== Brief ==
From the entries below, copy out every line with "Model" in it.

>> Start Provided entries

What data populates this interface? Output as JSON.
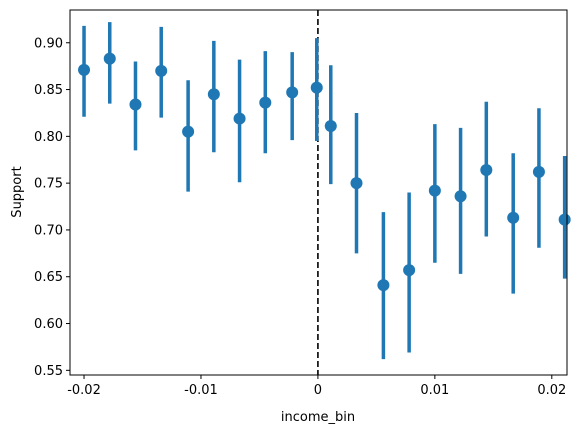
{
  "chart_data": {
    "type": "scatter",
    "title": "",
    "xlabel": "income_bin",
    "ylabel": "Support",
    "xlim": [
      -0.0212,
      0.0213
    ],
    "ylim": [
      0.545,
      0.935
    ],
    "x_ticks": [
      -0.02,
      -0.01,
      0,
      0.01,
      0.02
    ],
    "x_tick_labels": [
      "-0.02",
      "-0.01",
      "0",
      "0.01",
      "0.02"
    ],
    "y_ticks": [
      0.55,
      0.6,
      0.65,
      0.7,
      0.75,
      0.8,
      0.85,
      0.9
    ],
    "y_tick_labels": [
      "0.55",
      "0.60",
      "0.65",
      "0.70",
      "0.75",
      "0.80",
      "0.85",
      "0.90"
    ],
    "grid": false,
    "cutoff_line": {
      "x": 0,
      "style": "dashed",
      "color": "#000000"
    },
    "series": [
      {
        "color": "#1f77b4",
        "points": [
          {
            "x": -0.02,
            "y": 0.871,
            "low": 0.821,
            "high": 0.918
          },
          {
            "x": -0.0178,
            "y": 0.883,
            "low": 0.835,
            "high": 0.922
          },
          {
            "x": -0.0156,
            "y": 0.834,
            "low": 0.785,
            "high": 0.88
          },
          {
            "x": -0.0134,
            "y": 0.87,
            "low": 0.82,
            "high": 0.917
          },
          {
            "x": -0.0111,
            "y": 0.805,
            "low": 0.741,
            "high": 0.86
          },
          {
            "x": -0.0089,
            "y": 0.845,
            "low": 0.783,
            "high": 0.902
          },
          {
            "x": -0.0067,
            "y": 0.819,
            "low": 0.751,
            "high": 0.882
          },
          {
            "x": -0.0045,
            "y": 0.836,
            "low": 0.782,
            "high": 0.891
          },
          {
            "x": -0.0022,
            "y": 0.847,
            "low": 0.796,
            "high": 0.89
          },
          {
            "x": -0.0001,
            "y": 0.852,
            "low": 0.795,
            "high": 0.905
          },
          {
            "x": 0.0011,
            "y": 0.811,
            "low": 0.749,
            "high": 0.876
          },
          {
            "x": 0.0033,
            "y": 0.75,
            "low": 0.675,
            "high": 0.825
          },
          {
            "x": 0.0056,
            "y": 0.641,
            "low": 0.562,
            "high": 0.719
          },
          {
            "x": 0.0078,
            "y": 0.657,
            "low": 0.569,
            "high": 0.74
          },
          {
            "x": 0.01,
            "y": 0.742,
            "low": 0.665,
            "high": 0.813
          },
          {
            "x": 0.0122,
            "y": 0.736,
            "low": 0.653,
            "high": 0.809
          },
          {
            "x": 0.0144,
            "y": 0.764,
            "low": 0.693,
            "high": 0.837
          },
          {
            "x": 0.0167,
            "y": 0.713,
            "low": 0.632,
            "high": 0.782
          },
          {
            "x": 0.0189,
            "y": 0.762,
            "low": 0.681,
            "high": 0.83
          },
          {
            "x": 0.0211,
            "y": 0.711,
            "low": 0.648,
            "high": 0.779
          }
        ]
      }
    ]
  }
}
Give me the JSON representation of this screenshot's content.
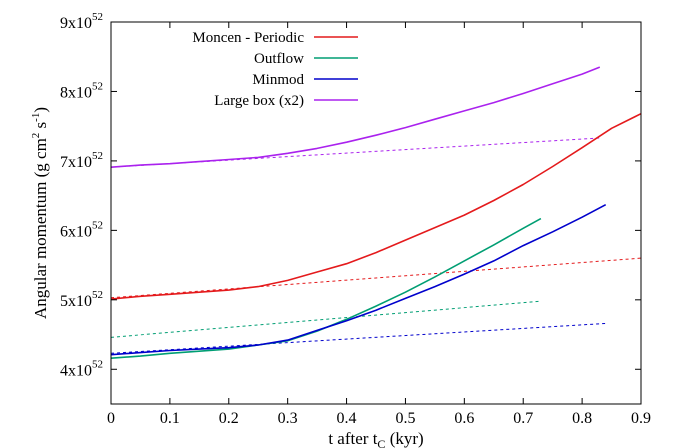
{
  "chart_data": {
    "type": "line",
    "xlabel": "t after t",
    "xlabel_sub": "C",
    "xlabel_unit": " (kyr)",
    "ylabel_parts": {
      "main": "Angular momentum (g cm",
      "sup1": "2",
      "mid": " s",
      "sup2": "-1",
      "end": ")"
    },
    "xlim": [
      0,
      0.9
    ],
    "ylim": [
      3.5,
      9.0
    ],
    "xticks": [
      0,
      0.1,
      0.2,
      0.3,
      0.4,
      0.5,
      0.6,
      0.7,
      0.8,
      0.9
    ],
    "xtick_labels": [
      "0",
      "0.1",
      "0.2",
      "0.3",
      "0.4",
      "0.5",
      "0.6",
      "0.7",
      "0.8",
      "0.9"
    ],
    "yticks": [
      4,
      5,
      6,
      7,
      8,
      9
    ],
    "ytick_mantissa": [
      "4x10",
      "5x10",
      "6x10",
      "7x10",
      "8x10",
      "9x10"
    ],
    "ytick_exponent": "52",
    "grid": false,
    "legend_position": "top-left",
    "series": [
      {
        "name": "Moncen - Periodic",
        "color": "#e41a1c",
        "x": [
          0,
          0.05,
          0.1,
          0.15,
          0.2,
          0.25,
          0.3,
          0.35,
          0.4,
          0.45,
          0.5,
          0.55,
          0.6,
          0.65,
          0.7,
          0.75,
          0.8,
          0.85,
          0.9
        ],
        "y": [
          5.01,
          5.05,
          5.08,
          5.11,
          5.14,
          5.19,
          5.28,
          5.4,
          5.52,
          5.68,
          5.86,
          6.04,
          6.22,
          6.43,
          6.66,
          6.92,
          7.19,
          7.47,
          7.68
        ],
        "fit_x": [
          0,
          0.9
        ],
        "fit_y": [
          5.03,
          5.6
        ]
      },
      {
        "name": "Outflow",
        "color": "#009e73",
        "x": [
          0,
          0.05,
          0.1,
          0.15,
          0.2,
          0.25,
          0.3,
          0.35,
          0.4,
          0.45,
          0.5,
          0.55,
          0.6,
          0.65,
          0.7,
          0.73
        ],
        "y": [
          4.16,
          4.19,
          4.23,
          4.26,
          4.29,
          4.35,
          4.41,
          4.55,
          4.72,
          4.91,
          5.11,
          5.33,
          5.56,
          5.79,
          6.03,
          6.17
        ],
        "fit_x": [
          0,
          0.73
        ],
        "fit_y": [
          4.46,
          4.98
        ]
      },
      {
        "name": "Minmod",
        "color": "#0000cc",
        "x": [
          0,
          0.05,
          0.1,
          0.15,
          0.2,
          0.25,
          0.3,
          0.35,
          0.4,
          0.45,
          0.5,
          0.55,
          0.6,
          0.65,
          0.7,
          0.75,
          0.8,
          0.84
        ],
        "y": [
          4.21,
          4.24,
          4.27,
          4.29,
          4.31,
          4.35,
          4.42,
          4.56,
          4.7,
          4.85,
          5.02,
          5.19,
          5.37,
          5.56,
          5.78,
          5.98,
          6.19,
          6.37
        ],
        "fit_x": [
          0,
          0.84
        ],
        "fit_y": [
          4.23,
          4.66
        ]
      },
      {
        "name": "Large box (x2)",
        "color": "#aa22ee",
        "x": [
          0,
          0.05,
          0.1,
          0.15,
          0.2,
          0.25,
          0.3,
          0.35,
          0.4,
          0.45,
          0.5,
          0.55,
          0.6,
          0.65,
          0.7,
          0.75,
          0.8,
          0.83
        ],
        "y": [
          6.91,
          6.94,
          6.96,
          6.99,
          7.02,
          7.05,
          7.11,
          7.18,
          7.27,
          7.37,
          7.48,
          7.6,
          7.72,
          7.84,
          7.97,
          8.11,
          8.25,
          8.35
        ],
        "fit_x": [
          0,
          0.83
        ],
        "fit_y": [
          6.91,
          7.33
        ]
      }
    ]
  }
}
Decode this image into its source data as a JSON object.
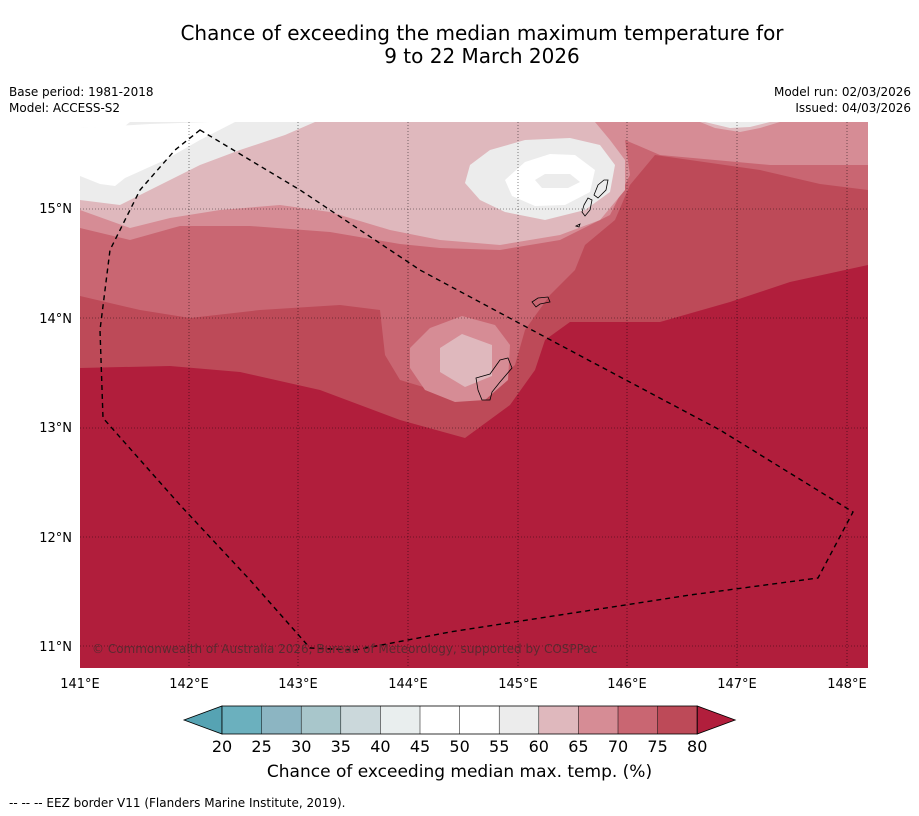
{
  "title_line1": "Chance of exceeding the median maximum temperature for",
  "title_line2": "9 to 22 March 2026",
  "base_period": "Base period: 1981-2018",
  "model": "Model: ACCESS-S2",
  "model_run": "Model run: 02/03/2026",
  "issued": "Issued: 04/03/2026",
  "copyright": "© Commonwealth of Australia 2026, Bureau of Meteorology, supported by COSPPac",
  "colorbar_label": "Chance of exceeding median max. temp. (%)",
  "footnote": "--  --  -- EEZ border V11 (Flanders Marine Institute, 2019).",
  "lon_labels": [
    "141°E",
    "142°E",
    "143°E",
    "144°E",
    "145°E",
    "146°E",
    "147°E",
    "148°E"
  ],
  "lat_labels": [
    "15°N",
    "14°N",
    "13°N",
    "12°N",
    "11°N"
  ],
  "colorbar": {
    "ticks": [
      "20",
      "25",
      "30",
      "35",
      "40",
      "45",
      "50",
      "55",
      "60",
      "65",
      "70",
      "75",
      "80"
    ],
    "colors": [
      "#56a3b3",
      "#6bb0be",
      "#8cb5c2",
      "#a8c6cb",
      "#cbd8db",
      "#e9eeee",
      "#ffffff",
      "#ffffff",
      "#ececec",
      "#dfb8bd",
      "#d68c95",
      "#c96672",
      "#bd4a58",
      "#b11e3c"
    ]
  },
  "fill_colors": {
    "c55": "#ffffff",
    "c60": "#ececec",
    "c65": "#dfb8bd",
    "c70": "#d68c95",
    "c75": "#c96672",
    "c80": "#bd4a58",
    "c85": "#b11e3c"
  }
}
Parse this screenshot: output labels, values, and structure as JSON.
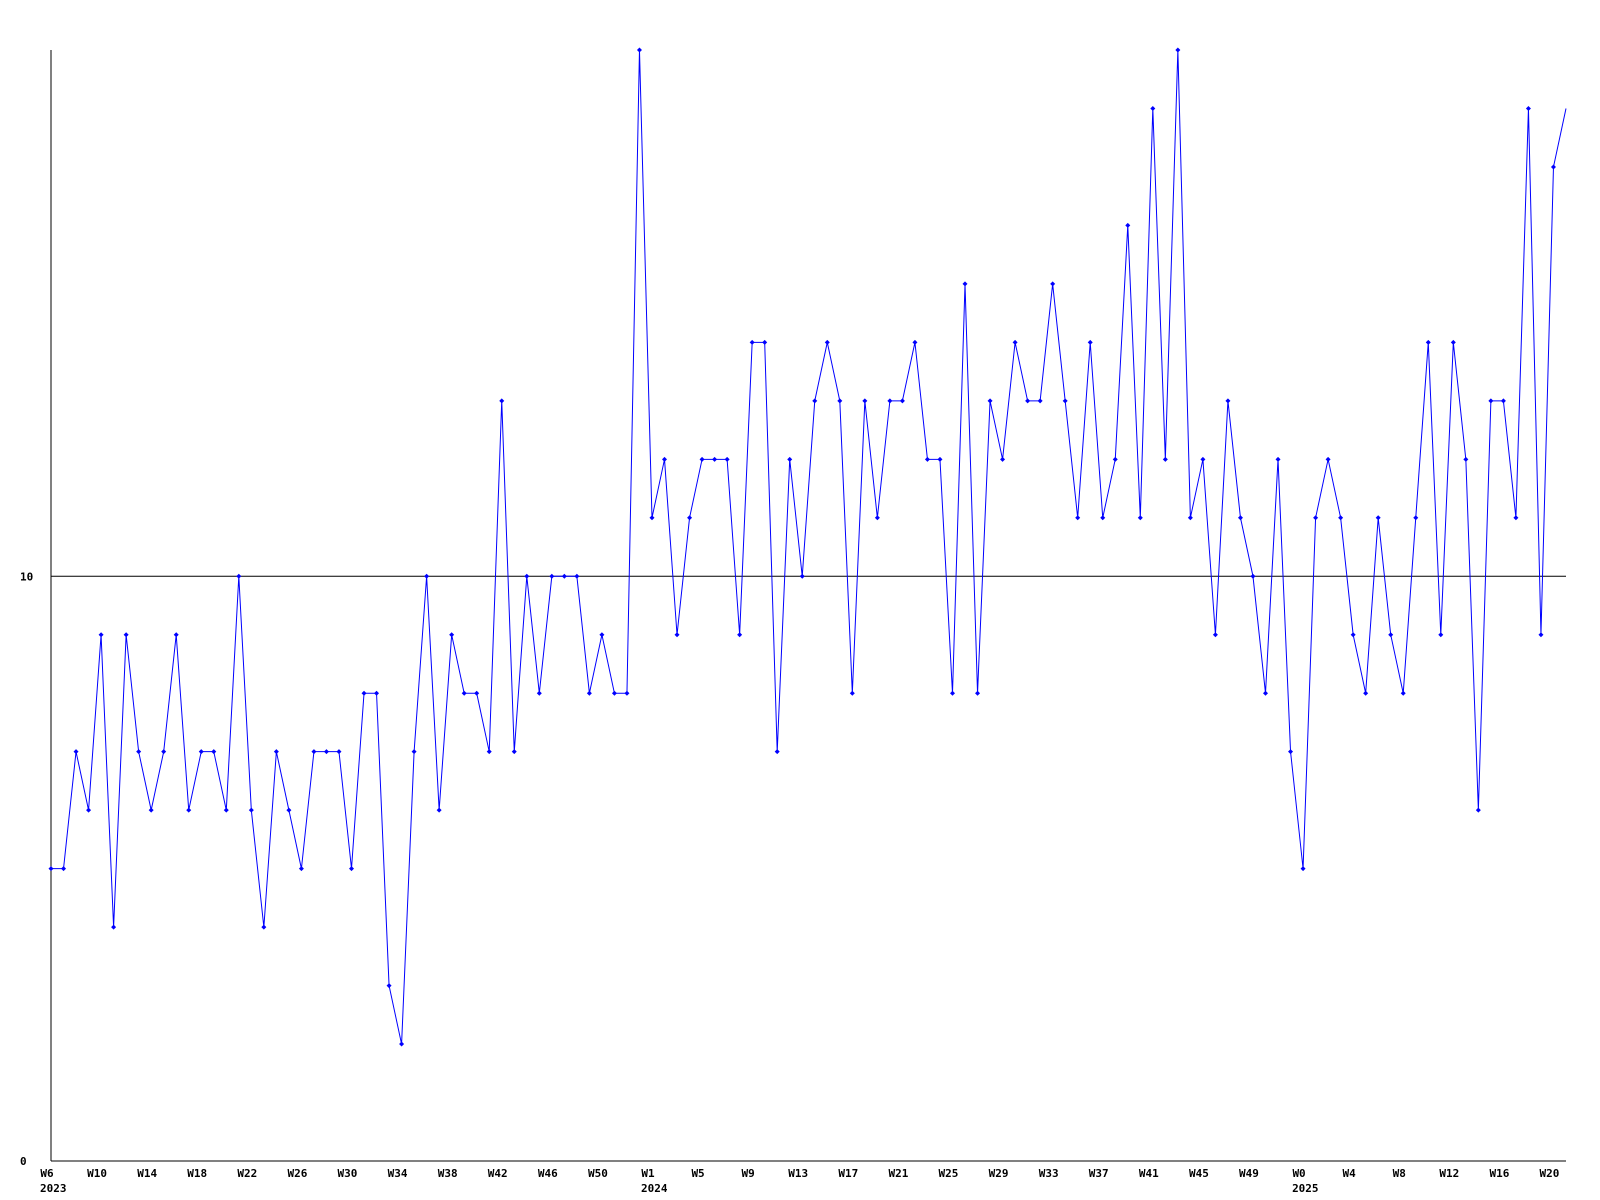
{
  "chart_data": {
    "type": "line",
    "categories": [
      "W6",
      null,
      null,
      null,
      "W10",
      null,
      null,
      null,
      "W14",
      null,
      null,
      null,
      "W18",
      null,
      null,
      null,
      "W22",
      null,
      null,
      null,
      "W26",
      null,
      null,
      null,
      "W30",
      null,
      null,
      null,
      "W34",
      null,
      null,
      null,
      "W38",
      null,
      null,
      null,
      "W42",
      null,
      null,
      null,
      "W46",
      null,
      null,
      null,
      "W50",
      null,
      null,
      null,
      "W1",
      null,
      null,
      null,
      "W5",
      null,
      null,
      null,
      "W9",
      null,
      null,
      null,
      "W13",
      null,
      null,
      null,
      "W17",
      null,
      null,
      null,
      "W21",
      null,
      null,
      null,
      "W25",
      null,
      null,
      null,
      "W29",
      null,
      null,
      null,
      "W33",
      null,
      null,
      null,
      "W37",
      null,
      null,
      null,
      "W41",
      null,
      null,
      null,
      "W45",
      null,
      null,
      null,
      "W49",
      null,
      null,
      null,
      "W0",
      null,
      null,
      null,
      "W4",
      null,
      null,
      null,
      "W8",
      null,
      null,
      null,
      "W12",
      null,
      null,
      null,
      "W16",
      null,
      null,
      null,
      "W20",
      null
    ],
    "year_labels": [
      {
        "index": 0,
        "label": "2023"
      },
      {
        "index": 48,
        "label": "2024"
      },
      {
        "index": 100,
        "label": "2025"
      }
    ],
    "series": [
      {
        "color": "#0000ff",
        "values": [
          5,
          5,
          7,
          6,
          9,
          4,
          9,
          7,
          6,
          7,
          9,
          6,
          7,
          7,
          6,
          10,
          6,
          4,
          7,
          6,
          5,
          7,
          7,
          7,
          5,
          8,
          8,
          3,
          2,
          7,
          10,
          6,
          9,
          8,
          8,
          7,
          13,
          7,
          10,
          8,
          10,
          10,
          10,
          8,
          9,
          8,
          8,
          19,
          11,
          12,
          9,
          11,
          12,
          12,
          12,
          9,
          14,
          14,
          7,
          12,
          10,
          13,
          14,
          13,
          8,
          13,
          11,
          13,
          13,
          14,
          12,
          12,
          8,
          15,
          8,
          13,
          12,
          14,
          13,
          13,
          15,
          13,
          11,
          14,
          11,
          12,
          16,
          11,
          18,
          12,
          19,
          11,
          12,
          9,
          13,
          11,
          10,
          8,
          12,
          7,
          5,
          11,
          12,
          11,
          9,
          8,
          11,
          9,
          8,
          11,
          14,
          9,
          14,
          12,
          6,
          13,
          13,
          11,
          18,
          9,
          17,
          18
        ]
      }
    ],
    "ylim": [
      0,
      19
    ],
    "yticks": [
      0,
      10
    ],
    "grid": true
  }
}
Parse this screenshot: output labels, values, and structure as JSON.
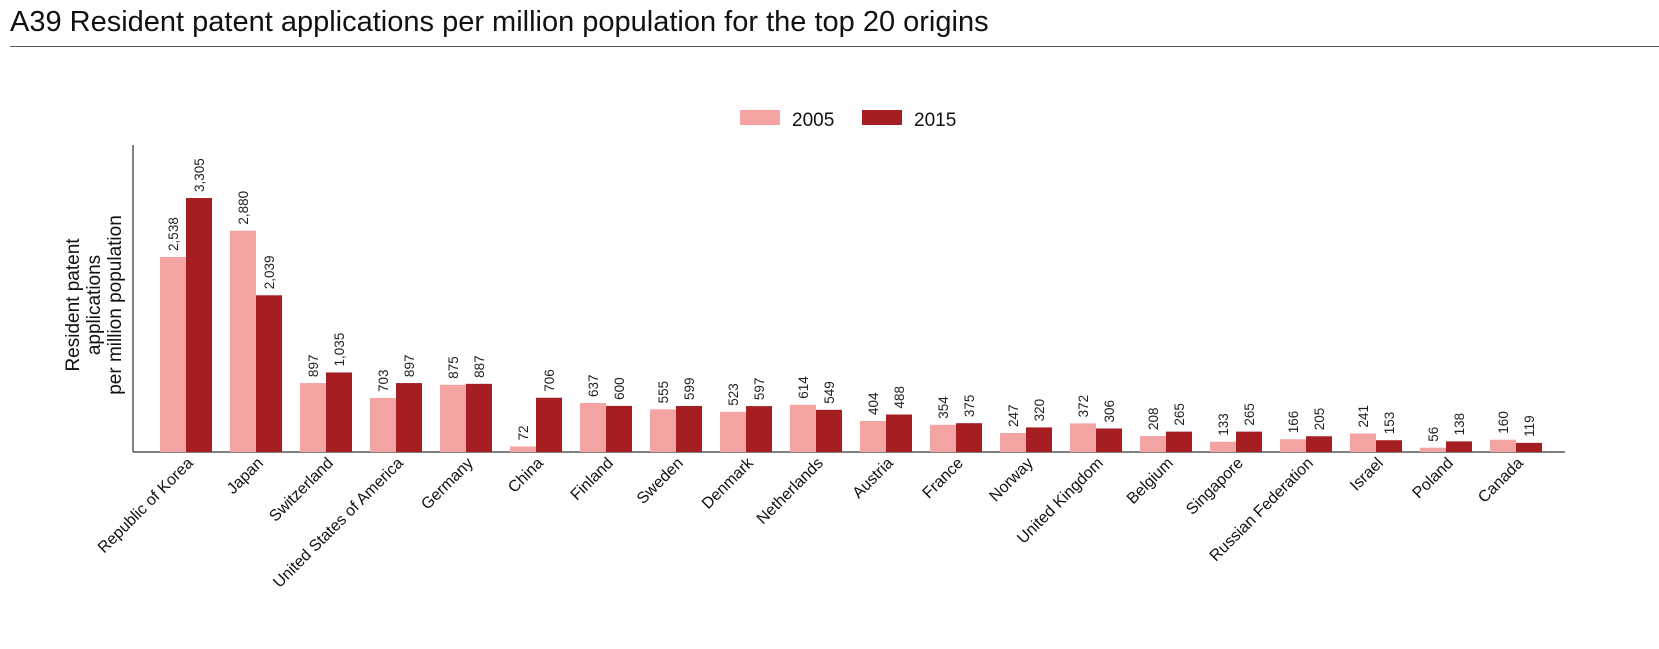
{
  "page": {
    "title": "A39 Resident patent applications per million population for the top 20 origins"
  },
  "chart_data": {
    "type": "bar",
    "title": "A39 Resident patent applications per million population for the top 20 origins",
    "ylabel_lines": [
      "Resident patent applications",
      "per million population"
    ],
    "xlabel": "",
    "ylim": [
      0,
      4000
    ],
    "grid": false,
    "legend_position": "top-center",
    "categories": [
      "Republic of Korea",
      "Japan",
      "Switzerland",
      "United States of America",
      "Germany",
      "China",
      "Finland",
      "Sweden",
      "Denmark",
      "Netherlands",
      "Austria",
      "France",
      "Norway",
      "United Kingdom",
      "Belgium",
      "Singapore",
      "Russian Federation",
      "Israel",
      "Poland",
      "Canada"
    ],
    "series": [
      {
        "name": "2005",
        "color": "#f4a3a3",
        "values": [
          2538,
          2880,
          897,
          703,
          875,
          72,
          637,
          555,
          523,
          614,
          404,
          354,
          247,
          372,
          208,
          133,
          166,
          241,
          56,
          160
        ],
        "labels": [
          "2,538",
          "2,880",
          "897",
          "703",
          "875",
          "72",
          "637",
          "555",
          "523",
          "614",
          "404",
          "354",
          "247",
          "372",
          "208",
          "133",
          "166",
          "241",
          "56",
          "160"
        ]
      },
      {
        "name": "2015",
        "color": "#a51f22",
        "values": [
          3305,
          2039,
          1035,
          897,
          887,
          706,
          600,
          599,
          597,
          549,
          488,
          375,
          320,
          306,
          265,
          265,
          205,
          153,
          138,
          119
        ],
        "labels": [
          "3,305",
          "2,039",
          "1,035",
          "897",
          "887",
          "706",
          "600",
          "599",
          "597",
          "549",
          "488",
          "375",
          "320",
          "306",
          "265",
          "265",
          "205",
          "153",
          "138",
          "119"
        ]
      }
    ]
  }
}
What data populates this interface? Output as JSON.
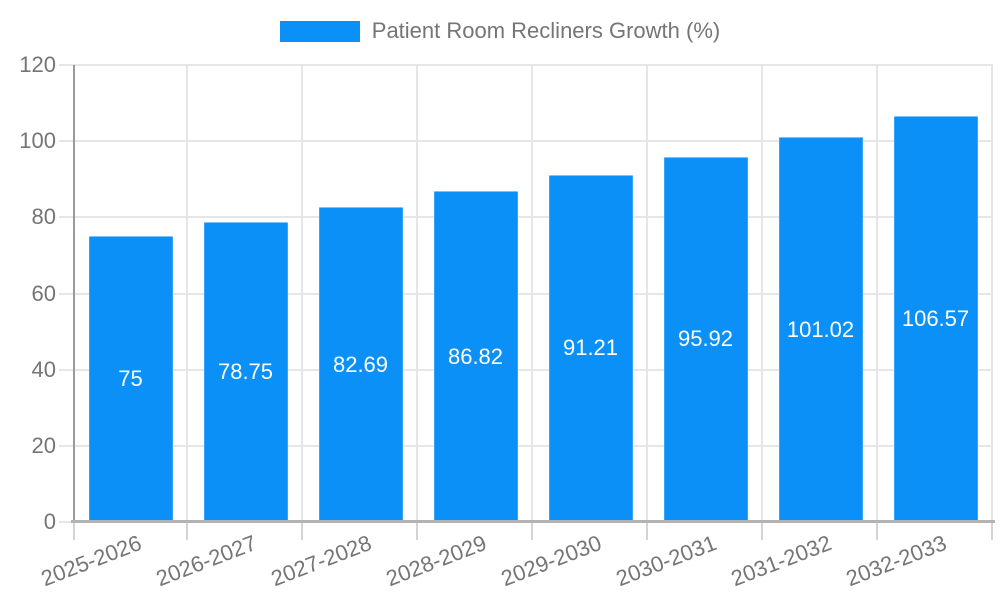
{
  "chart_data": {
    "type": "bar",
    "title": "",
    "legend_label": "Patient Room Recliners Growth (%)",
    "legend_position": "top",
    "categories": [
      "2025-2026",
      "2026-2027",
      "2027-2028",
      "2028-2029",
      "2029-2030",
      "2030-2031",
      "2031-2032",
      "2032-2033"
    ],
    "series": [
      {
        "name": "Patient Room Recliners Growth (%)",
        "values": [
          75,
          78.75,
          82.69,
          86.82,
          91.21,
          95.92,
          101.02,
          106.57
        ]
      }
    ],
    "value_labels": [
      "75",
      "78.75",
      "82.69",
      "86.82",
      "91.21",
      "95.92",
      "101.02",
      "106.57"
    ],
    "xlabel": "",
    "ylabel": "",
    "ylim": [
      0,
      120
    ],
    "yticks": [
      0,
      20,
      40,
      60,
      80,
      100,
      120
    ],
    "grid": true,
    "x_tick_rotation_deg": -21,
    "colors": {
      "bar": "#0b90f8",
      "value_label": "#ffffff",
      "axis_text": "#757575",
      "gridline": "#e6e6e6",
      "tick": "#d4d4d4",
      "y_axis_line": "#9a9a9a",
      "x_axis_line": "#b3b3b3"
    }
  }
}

>> End Provided entries

== Response to the exercise ==
  "model": "Model: ACCESS-S2",
  "model_run": "Model run: 02/03/2026",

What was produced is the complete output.